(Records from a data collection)
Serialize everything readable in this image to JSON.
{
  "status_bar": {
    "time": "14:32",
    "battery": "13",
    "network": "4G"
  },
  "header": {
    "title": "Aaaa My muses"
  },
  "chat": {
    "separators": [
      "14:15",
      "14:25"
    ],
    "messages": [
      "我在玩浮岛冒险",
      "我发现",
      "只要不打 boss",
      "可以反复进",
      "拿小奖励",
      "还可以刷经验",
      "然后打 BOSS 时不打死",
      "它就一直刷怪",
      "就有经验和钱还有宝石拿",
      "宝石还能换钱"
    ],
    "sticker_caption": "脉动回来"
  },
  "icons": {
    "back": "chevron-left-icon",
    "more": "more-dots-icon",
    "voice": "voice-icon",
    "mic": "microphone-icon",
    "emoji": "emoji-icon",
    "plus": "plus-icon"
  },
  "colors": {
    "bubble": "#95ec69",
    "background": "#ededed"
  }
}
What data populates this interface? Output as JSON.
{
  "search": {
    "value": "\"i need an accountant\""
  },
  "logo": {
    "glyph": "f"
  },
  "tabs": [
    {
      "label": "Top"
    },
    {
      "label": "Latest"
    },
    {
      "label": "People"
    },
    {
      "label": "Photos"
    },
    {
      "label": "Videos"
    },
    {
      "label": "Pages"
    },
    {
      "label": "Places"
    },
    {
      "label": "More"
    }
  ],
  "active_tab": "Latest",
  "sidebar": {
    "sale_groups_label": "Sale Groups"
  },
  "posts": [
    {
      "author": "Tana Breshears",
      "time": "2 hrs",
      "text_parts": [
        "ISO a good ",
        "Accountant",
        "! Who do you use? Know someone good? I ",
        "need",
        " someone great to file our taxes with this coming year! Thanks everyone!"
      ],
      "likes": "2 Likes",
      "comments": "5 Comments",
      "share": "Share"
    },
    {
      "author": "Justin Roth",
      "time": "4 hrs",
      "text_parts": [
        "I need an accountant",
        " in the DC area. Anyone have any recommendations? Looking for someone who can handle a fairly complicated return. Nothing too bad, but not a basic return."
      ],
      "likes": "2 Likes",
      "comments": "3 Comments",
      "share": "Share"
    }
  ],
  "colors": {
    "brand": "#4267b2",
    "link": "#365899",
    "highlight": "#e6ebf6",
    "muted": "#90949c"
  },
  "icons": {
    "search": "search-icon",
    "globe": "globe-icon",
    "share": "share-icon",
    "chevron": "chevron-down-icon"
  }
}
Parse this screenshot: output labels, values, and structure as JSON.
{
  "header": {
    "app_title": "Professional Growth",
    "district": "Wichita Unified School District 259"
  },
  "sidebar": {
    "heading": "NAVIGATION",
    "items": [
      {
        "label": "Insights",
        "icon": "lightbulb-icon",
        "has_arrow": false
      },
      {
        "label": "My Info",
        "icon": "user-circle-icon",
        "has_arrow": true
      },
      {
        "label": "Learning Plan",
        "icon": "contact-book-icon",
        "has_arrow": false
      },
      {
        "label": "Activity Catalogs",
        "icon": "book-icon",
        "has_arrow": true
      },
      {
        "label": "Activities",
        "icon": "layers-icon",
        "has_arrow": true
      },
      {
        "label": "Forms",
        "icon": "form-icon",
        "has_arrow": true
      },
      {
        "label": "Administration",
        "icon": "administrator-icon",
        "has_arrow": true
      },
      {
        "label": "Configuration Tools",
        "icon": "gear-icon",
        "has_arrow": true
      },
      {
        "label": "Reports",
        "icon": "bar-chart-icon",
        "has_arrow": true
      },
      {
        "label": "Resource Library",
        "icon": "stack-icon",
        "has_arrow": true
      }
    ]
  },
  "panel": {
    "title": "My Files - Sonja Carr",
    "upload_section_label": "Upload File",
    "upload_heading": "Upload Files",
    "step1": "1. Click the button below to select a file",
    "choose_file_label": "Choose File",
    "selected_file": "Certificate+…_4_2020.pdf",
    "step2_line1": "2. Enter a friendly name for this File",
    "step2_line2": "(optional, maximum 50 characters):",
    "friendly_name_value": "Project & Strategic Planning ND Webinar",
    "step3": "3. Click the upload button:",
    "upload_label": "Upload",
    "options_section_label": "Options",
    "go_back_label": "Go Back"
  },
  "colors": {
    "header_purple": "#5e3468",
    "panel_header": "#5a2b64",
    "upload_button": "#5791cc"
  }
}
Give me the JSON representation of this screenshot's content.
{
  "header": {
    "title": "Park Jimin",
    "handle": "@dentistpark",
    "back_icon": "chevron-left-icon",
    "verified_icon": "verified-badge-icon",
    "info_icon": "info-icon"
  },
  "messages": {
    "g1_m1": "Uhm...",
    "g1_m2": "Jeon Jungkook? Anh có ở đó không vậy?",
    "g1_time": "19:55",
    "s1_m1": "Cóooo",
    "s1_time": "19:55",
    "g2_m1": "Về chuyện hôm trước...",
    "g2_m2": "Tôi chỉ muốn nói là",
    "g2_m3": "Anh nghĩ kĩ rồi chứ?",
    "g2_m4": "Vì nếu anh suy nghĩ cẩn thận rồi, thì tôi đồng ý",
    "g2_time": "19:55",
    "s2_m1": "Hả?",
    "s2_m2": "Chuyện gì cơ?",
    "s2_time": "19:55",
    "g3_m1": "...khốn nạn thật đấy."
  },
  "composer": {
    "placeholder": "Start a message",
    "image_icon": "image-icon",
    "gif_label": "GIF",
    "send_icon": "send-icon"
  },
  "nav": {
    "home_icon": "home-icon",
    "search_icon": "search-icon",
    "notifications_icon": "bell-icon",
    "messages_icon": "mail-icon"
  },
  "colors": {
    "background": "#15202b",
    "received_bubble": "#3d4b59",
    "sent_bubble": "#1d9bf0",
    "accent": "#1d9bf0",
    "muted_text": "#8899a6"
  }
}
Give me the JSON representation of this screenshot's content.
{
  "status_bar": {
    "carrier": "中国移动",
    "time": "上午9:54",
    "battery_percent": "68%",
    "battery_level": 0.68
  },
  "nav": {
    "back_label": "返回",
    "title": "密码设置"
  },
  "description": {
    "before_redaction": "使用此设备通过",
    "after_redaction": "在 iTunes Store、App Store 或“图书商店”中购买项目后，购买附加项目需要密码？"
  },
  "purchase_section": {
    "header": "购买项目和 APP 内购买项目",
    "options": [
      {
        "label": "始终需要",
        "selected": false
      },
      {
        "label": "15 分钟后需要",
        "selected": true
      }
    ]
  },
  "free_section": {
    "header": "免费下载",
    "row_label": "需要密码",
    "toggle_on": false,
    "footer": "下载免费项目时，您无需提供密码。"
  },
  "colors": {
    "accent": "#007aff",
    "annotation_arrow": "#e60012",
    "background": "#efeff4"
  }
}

### What to do
Copy each line that holds the word "author".

### Result of the exercise
      "author": "Tana Breshears",
      "author": "Justin Roth",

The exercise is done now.